◆ **Task statement**:
Show all lines of the listing that hold the word "mivita".

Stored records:
==================================================

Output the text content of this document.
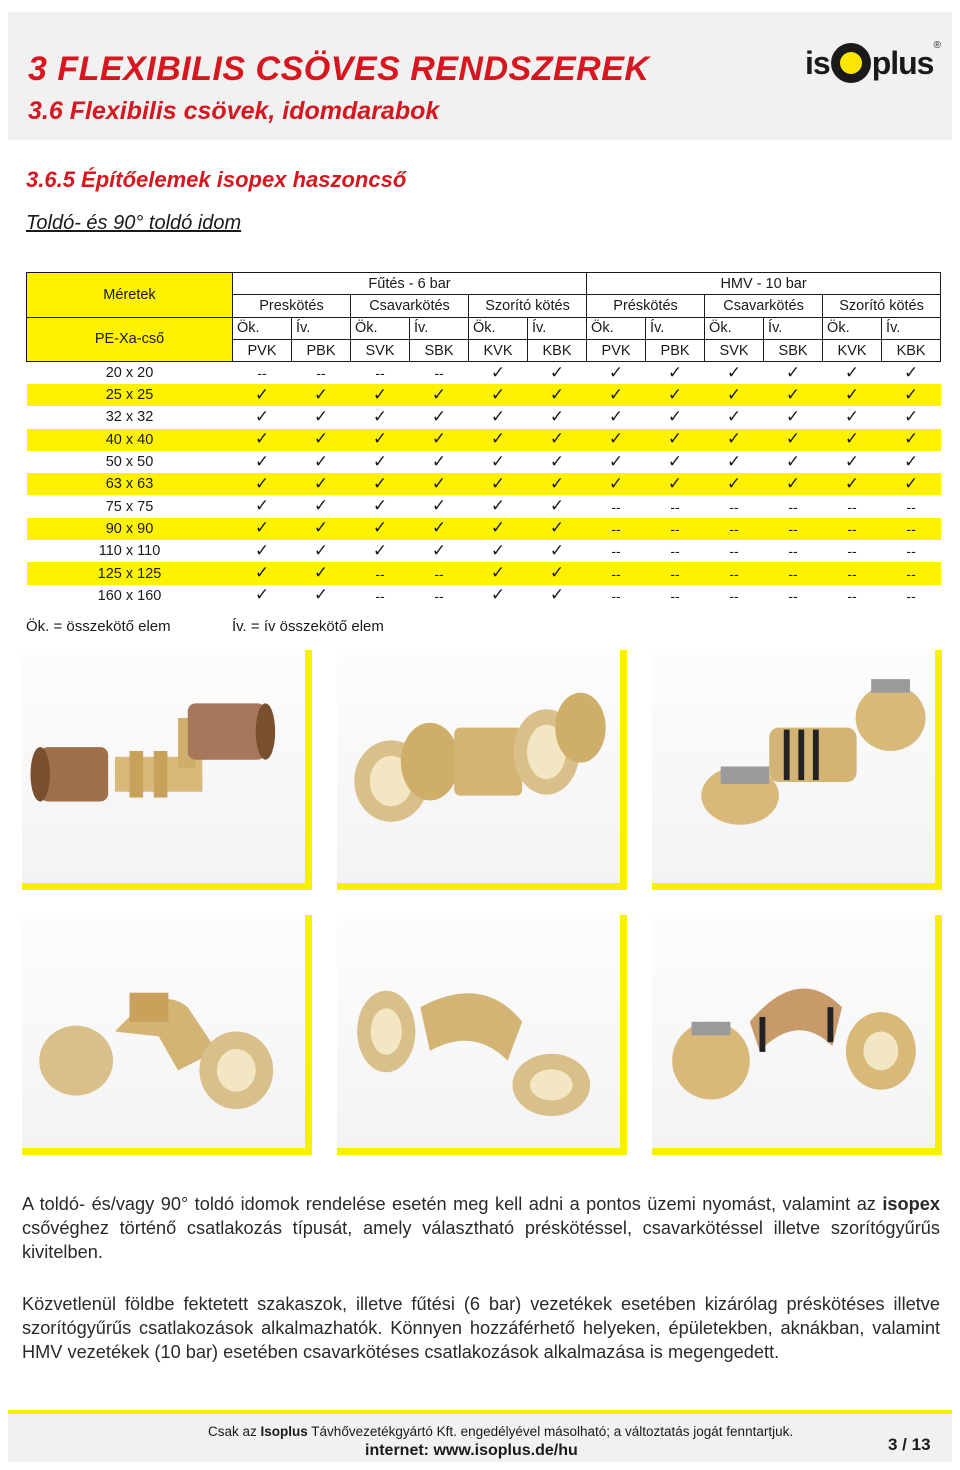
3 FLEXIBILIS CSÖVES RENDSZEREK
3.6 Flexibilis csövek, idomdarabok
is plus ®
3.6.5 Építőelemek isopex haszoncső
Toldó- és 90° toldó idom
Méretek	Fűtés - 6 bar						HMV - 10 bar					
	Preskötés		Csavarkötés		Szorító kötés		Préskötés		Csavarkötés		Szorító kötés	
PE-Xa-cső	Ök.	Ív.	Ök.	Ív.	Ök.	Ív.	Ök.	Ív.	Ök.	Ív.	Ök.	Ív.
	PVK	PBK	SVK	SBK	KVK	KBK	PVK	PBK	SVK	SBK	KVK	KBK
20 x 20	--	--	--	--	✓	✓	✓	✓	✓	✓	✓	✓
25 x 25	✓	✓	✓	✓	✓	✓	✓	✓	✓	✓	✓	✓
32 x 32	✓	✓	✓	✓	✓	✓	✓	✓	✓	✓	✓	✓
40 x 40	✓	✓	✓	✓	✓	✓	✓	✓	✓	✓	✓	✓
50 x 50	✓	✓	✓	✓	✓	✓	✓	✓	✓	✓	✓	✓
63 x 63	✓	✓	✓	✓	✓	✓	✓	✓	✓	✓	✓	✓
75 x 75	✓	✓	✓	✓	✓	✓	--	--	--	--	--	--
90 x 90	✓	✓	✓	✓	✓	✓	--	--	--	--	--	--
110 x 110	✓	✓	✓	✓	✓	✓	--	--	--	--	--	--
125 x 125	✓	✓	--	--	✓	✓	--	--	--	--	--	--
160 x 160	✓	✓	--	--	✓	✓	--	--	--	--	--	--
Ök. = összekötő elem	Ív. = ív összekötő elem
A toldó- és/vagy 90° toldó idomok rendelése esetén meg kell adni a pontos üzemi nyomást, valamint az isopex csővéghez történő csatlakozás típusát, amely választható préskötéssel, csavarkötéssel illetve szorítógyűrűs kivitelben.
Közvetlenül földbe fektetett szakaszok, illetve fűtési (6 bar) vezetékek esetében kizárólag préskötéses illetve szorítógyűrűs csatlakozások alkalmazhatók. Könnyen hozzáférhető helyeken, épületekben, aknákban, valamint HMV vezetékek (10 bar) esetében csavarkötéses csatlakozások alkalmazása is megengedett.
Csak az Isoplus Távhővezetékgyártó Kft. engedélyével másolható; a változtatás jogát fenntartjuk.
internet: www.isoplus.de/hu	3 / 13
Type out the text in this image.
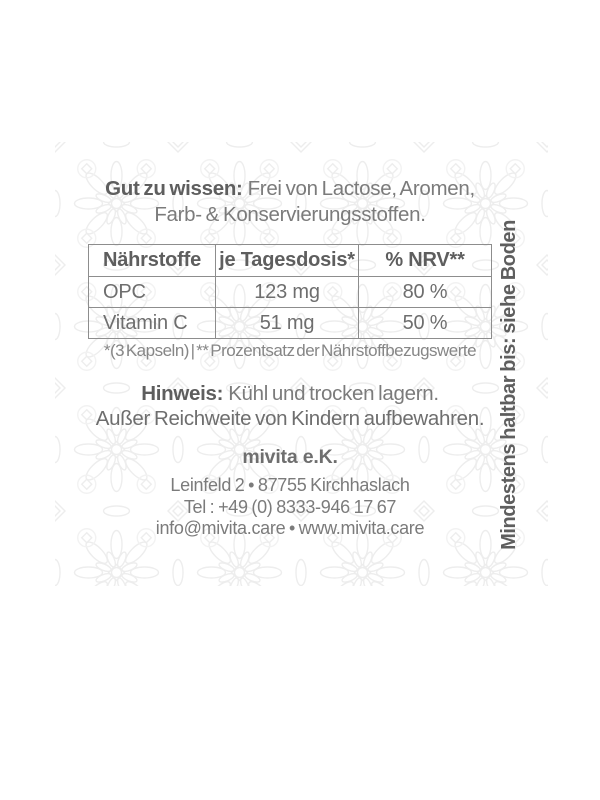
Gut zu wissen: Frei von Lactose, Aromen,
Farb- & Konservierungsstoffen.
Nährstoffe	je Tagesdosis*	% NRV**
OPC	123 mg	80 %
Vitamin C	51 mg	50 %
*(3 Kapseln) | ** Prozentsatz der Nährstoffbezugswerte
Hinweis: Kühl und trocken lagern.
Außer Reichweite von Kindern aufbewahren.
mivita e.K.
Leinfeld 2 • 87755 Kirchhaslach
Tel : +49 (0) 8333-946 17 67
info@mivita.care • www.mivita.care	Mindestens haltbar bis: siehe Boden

==================================================

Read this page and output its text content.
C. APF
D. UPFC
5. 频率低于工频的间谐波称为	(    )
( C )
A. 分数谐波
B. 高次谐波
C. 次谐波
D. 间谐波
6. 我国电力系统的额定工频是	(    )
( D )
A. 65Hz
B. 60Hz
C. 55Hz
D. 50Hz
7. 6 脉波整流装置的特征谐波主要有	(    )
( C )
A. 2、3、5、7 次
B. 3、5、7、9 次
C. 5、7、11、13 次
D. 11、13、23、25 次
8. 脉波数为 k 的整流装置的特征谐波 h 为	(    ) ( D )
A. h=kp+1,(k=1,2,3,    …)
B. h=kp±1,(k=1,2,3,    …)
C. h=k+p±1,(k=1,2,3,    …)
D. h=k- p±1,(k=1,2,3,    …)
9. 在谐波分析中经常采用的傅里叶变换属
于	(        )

==================================================

◆ **Response for this exercise**:
mivita e.K.
info@mivita.care • www.mivita.care	Mindestens haltbar bis: siehe Boden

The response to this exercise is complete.